■ **Challenge**
Quote every line of the material beneath this one.

----- Data for the task -----

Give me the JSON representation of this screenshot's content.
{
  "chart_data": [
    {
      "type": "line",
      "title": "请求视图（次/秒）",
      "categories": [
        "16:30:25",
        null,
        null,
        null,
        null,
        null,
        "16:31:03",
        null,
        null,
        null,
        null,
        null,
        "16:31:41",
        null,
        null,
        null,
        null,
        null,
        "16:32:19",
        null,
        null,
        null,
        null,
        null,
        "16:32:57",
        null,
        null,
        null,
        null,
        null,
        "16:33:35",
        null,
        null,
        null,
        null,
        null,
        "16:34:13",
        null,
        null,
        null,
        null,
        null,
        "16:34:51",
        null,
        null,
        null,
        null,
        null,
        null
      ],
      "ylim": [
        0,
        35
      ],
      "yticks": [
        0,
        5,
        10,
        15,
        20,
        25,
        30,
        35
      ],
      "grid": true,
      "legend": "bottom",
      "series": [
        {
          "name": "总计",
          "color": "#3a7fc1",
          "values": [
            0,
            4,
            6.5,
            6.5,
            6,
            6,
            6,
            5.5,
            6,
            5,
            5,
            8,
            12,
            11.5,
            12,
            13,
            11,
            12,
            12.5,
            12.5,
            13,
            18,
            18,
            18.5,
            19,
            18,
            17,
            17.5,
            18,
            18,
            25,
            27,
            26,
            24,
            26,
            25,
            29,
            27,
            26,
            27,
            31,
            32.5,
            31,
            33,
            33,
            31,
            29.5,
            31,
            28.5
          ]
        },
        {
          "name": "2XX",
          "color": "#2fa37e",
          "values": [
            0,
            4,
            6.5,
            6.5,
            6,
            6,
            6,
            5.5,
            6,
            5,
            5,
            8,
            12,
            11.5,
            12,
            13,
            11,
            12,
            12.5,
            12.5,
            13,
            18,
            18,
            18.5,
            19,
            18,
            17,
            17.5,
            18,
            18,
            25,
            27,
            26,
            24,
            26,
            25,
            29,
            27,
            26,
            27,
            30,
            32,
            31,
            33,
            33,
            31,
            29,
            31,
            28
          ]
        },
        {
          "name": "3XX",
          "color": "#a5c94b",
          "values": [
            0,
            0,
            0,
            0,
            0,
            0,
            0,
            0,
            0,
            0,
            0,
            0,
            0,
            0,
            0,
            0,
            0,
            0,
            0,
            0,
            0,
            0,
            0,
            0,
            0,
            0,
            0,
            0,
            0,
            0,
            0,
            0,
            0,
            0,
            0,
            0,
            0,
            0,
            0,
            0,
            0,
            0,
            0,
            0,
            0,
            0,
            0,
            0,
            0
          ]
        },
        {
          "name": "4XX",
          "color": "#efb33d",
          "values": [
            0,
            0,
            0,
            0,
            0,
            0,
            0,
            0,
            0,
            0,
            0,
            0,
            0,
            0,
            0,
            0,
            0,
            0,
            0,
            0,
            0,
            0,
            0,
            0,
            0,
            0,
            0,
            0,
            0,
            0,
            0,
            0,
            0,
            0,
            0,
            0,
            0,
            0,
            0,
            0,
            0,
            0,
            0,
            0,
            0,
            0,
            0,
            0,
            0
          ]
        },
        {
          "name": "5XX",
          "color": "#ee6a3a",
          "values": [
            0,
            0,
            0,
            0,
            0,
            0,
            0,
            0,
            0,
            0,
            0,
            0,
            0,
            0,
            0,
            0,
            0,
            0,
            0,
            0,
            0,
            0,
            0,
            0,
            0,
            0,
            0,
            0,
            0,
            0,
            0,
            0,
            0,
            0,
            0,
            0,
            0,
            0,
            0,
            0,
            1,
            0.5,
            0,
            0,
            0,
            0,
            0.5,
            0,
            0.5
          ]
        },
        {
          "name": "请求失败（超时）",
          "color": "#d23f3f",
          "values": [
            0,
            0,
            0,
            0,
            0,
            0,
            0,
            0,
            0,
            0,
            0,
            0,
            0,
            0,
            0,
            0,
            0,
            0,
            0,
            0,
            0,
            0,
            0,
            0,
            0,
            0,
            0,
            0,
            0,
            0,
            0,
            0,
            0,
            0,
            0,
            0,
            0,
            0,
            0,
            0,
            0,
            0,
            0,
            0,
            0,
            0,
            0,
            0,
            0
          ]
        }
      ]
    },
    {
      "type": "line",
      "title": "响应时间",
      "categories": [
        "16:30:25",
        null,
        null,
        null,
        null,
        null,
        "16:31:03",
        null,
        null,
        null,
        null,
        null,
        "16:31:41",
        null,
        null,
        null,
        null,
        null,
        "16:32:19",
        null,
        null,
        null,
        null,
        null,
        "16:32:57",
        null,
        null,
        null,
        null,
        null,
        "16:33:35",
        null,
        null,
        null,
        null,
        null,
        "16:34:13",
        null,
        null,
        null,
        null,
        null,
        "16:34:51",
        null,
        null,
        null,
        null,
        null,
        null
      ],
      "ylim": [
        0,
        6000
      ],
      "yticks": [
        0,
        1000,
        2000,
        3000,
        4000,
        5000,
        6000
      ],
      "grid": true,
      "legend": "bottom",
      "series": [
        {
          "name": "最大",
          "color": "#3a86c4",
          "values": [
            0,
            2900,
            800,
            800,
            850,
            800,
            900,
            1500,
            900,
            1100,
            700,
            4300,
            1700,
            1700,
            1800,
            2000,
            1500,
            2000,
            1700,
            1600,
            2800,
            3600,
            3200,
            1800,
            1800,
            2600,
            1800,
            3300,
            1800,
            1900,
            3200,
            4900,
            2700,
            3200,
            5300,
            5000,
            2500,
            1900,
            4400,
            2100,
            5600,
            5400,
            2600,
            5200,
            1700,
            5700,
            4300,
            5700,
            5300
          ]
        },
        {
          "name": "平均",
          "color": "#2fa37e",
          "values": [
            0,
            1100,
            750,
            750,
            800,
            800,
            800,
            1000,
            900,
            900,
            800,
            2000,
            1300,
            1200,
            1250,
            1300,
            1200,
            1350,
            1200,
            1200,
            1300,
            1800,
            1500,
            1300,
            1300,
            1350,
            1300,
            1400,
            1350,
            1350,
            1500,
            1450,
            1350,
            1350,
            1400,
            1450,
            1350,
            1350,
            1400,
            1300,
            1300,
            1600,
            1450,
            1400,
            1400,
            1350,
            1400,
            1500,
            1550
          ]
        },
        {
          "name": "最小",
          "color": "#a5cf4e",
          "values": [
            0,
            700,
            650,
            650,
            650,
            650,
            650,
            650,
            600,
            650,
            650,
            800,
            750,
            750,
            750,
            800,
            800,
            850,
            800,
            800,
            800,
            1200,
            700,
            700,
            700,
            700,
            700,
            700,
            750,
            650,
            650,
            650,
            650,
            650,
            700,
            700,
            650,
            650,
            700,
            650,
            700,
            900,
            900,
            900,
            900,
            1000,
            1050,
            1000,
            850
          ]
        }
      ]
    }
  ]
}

-----

■ **Correct output**
Give me the JSON representation of this screenshot's content.
{
  "chart_data": [
    {
      "type": "line",
      "title": "请求视图（次/秒）",
      "categories": [
        "16:30:25",
        null,
        null,
        null,
        null,
        null,
        "16:31:03",
        null,
        null,
        null,
        null,
        null,
        "16:31:41",
        null,
        null,
        null,
        null,
        null,
        "16:32:19",
        null,
        null,
        null,
        null,
        null,
        "16:32:57",
        null,
        null,
        null,
        null,
        null,
        "16:33:35",
        null,
        null,
        null,
        null,
        null,
        "16:34:13",
        null,
        null,
        null,
        null,
        null,
        "16:34:51",
        null,
        null,
        null,
        null,
        null,
        null
      ],
      "ylim": [
        0,
        35
      ],
      "yticks": [
        0,
        5,
        10,
        15,
        20,
        25,
        30,
        35
      ],
      "grid": true,
      "legend": "bottom",
      "series": [
        {
          "name": "总计",
          "color": "#3a7fc1",
          "values": [
            0,
            4,
            6.5,
            6.5,
            6,
            6,
            6,
            5.5,
            6,
            5,
            5,
            8,
            12,
            11.5,
            12,
            13,
            11,
            12,
            12.5,
            12.5,
            13,
            18,
            18,
            18.5,
            19,
            18,
            17,
            17.5,
            18,
            18,
            25,
            27,
            26,
            24,
            26,
            25,
            29,
            27,
            26,
            27,
            31,
            32.5,
            31,
            33,
            33,
            31,
            29.5,
            31,
            28.5
          ]
        },
        {
          "name": "2XX",
          "color": "#2fa37e",
          "values": [
            0,
            4,
            6.5,
            6.5,
            6,
            6,
            6,
            5.5,
            6,
            5,
            5,
            8,
            12,
            11.5,
            12,
            13,
            11,
            12,
            12.5,
            12.5,
            13,
            18,
            18,
            18.5,
            19,
            18,
            17,
            17.5,
            18,
            18,
            25,
            27,
            26,
            24,
            26,
            25,
            29,
            27,
            26,
            27,
            30,
            32,
            31,
            33,
            33,
            31,
            29,
            31,
            28
          ]
        },
        {
          "name": "3XX",
          "color": "#a5c94b",
          "values": [
            0,
            0,
            0,
            0,
            0,
            0,
            0,
            0,
            0,
            0,
            0,
            0,
            0,
            0,
            0,
            0,
            0,
            0,
            0,
            0,
            0,
            0,
            0,
            0,
            0,
            0,
            0,
            0,
            0,
            0,
            0,
            0,
            0,
            0,
            0,
            0,
            0,
            0,
            0,
            0,
            0,
            0,
            0,
            0,
            0,
            0,
            0,
            0,
            0
          ]
        },
        {
          "name": "4XX",
          "color": "#efb33d",
          "values": [
            0,
            0,
            0,
            0,
            0,
            0,
            0,
            0,
            0,
            0,
            0,
            0,
            0,
            0,
            0,
            0,
            0,
            0,
            0,
            0,
            0,
            0,
            0,
            0,
            0,
            0,
            0,
            0,
            0,
            0,
            0,
            0,
            0,
            0,
            0,
            0,
            0,
            0,
            0,
            0,
            0,
            0,
            0,
            0,
            0,
            0,
            0,
            0,
            0
          ]
        },
        {
          "name": "5XX",
          "color": "#ee6a3a",
          "values": [
            0,
            0,
            0,
            0,
            0,
            0,
            0,
            0,
            0,
            0,
            0,
            0,
            0,
            0,
            0,
            0,
            0,
            0,
            0,
            0,
            0,
            0,
            0,
            0,
            0,
            0,
            0,
            0,
            0,
            0,
            0,
            0,
            0,
            0,
            0,
            0,
            0,
            0,
            0,
            0,
            1,
            0.5,
            0,
            0,
            0,
            0,
            0.5,
            0,
            0.5
          ]
        },
        {
          "name": "请求失败（超时）",
          "color": "#d23f3f",
          "values": [
            0,
            0,
            0,
            0,
            0,
            0,
            0,
            0,
            0,
            0,
            0,
            0,
            0,
            0,
            0,
            0,
            0,
            0,
            0,
            0,
            0,
            0,
            0,
            0,
            0,
            0,
            0,
            0,
            0,
            0,
            0,
            0,
            0,
            0,
            0,
            0,
            0,
            0,
            0,
            0,
            0,
            0,
            0,
            0,
            0,
            0,
            0,
            0,
            0
          ]
        }
      ]
    },
    {
      "type": "line",
      "title": "响应时间",
      "categories": [
        "16:30:25",
        null,
        null,
        null,
        null,
        null,
        "16:31:03",
        null,
        null,
        null,
        null,
        null,
        "16:31:41",
        null,
        null,
        null,
        null,
        null,
        "16:32:19",
        null,
        null,
        null,
        null,
        null,
        "16:32:57",
        null,
        null,
        null,
        null,
        null,
        "16:33:35",
        null,
        null,
        null,
        null,
        null,
        "16:34:13",
        null,
        null,
        null,
        null,
        null,
        "16:34:51",
        null,
        null,
        null,
        null,
        null,
        null
      ],
      "ylim": [
        0,
        6000
      ],
      "yticks": [
        0,
        1000,
        2000,
        3000,
        4000,
        5000,
        6000
      ],
      "grid": true,
      "legend": "bottom",
      "series": [
        {
          "name": "最大",
          "color": "#3a86c4",
          "values": [
            0,
            2900,
            800,
            800,
            850,
            800,
            900,
            1500,
            900,
            1100,
            700,
            4300,
            1700,
            1700,
            1800,
            2000,
            1500,
            2000,
            1700,
            1600,
            2800,
            3600,
            3200,
            1800,
            1800,
            2600,
            1800,
            3300,
            1800,
            1900,
            3200,
            4900,
            2700,
            3200,
            5300,
            5000,
            2500,
            1900,
            4400,
            2100,
            5600,
            5400,
            2600,
            5200,
            1700,
            5700,
            4300,
            5700,
            5300
          ]
        },
        {
          "name": "平均",
          "color": "#2fa37e",
          "values": [
            0,
            1100,
            750,
            750,
            800,
            800,
            800,
            1000,
            900,
            900,
            800,
            2000,
            1300,
            1200,
            1250,
            1300,
            1200,
            1350,
            1200,
            1200,
            1300,
            1800,
            1500,
            1300,
            1300,
            1350,
            1300,
            1400,
            1350,
            1350,
            1500,
            1450,
            1350,
            1350,
            1400,
            1450,
            1350,
            1350,
            1400,
            1300,
            1300,
            1600,
            1450,
            1400,
            1400,
            1350,
            1400,
            1500,
            1550
          ]
        },
        {
          "name": "最小",
          "color": "#a5cf4e",
          "values": [
            0,
            700,
            650,
            650,
            650,
            650,
            650,
            650,
            600,
            650,
            650,
            800,
            750,
            750,
            750,
            800,
            800,
            850,
            800,
            800,
            800,
            1200,
            700,
            700,
            700,
            700,
            700,
            700,
            750,
            650,
            650,
            650,
            650,
            650,
            700,
            700,
            650,
            650,
            700,
            650,
            700,
            900,
            900,
            900,
            900,
            1000,
            1050,
            1000,
            850
          ]
        }
      ]
    }
  ]
}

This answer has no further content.